• _Stored data_

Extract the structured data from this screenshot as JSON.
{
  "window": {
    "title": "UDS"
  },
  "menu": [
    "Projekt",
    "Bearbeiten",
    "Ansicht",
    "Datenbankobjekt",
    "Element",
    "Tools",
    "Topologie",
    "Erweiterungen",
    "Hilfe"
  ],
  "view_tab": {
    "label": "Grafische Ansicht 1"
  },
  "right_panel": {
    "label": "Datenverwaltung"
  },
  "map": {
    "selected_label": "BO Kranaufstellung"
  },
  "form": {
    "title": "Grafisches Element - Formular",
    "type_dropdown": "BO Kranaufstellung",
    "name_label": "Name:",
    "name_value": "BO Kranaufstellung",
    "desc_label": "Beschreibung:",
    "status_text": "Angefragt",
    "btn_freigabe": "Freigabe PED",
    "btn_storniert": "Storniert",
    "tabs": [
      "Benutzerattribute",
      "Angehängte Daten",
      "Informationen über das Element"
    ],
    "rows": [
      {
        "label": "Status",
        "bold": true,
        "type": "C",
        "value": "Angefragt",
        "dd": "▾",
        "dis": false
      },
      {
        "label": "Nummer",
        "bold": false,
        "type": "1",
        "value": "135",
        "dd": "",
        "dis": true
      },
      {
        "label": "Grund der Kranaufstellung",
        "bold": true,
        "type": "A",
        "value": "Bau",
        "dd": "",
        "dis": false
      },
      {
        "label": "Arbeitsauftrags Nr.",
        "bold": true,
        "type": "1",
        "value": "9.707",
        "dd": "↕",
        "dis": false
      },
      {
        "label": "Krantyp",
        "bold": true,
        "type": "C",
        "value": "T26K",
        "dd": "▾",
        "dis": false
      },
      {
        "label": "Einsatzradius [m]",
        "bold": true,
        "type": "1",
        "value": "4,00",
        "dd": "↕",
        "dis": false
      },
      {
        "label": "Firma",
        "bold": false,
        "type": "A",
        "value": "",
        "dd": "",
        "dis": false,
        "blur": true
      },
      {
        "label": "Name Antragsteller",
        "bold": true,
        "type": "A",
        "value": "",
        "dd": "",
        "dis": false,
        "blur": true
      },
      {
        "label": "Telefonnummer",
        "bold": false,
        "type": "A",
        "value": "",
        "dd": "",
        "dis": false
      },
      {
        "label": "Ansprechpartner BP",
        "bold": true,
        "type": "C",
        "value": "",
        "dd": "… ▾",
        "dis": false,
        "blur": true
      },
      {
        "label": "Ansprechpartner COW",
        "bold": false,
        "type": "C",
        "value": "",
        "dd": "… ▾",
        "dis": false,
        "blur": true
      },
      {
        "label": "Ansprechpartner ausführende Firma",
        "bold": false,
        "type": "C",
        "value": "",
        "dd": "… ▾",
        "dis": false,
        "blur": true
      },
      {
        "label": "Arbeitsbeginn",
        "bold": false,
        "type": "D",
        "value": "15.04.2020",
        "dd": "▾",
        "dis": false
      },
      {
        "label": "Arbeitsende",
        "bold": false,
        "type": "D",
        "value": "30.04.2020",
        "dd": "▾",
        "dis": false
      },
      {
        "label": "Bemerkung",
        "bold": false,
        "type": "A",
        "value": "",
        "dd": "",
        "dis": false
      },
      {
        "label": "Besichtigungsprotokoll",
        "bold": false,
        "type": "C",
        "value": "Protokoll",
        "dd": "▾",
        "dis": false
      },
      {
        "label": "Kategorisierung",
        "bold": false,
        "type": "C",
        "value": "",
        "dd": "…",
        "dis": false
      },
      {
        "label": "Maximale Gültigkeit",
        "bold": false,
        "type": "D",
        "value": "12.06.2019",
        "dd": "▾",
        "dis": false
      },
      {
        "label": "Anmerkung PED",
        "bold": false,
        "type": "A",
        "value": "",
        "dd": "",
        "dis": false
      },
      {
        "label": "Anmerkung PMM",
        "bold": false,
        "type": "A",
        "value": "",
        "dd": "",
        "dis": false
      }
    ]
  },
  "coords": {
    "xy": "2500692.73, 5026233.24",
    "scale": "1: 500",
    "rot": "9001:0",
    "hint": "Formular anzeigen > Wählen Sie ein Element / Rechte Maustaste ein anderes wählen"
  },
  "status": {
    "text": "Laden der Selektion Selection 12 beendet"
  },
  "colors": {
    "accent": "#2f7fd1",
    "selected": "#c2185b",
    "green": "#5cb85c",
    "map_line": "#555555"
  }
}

• _Short exercise_
The required answer is a single number: the count of lines in the entries that hold the string "Angefragt".

• _The answer_
2